- Verilen metin
------

ALPER GÖRMÜŞ-
Bir zamanlar bu ülkedeki muhafazakârlığın mottosuydu: “Tamam, Batı’nın teknolojisini alalım ama kültürünü almayalım...” Benzer bir durum, son 10-15 yılda tamamen başka bir bağlamda “çağdaş-kentli-laik” kesimlerde ortaya çıktı:
İrtica korkusuyla siyaseten alıklaştırılmış milyonlarca insan “Tamam” diyor yıllardır, “Batı’nın gündelik hayatını alalım ama özgürlükçü siyasi kültürünü almayalım...” Ertuğrul Özkök’ün Hürriyet’i işte bu insanların gazetesi oldu. Dünyanın ve Türkiye’nin gidişiyle kıyaslandığında, evet, anakronik bir pozisyon; fakat, dediğim gibi okurlarda karşılığı olan bir pozisyon... Dolayısıyla bundan sonrasında bu çizgide radikal değişiklikler olmasını bekleyemeyiz. Bence Hürriyet, kendisiyle birlikte okurlarını da adım adım ilerleterek uzun süreli bir değişim dönemi yaşayacak.
Özkök’ün mucizevi başarısı
Hürriyet gazetesi, 1990’lardan önce gündelik hayat konusunda hayli muhafazakâr bir çizgiye sahipti. O hayatın tanziminde devletin müdahale hakkına tanıdığı kredinin sınırları da hayli genişti. Gazetenin, siyaset alanının dizaynındaki tutumu, keza gündelik hayattaki tutumuyla uyum içindeydi: Siyaset, siyasilere bırakılamayacak kadar ciddi bir işti. O nedenle siyaset her zaman sivil-asker bürokrasinin denetimi altında olmalıydı. Tabii, “işler çığırından çıktığında” doğrudan müdahale de meşru sayılmalıydı.

------

- Gösterilen bilgiler

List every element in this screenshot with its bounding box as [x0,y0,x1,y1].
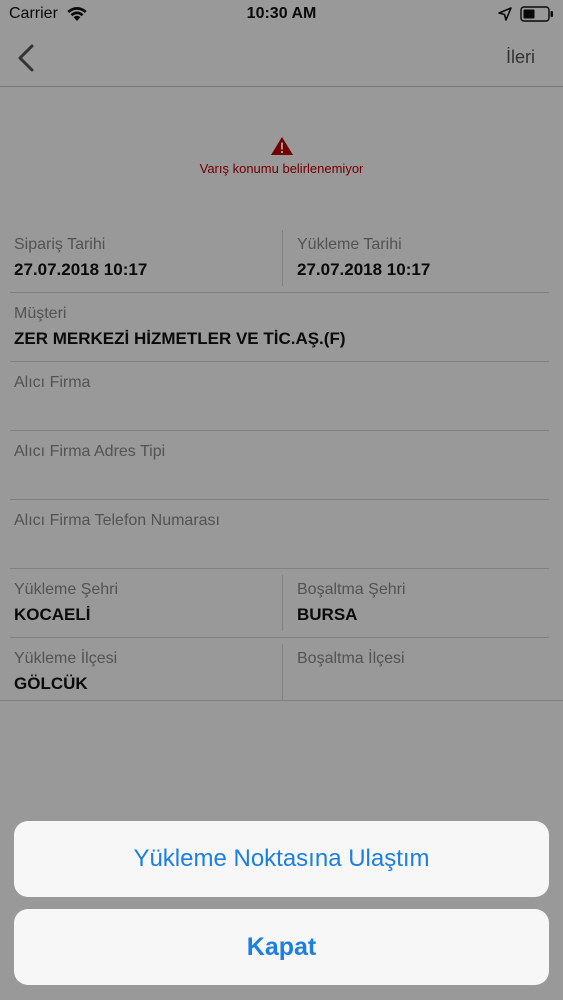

------

- Alıştırma görevi A
Hürriyet yazısında "Özkök’ün mucizevi başarısı" sözlerinden başlayıp "de meşru sayılmalıydı." sözlerine kadar uzanan bölümün tamamını hiçbir harfini değiştirmeden yeniden yaz.
- Alıştırma görevi B
Aşağıdaki ifadeler Hürriyet yazısıyla uyuşuyor mu? Her biri için evet ya da hayır de ve bunu belirleyen sözleri yazıdan aynen alıntıla.
(i) Hürriyet, 1990'lardan önce gündelik hayat konusunda muhafazakâr bir çizgideydi.
(ii) Yazar, gazetenin çizgisinde bundan sonra radikal değişiklikler olmasını bekliyor.
(iii) Gazetenin tutumuna göre siyaset yalnızca siyasilere bırakılmalıydı.
- Alıştırma görevi C
Hürriyet yazısına göre şu soruları cevapla:
(i) Muhafazakârlığın bir zamanki mottosu Batı'nın neyinin alınmasını, neyinin alınmamasını istiyordu?
(ii) Ertuğrul Özkök'ün Hürriyet'i kimlerin gazetesi oldu?
(iii) Gazetenin tutumuna göre siyaset her zaman kimin denetimi altında olmalıydı?

- Cevap A
Özkök’ün mucizevi başarısı
Hürriyet gazetesi, 1990’lardan önce gündelik hayat konusunda hayli muhafazakâr bir çizgiye sahipti. O hayatın tanziminde devletin müdahale hakkına tanıdığı kredinin sınırları da hayli genişti. Gazetenin, siyaset alanının dizaynındaki tutumu, keza gündelik hayattaki tutumuyla uyum içindeydi: Siyaset, siyasilere bırakılamayacak kadar ciddi bir işti. O nedenle siyaset her zaman sivil-asker bürokrasinin denetimi altında olmalıydı. Tabii, “işler çığırından çıktığında” doğrudan müdahale de meşru sayılmalıydı.

- Cevap B
(i) Evet: "Hürriyet gazetesi, 1990’lardan önce gündelik hayat konusunda hayli muhafazakâr bir çizgiye sahipti."
(ii) Hayır: "Dolayısıyla bundan sonrasında bu çizgide radikal değişiklikler olmasını bekleyemeyiz."
(iii) Hayır: "Siyaset, siyasilere bırakılamayacak kadar ciddi bir işti."

- Cevap C
(i) Batı'nın teknolojisinin alınmasını, kültürünün alınmamasını istiyordu.
(ii) İrtica korkusuyla siyaseten alıklaştırılmış milyonlarca insanın gazetesi oldu. Bu insanlar Batı'nın gündelik hayatını alıp özgürlükçü siyasi kültürünü almak istemiyordu.
(iii) Sivil-asker bürokrasinin denetimi altında olmalıydı.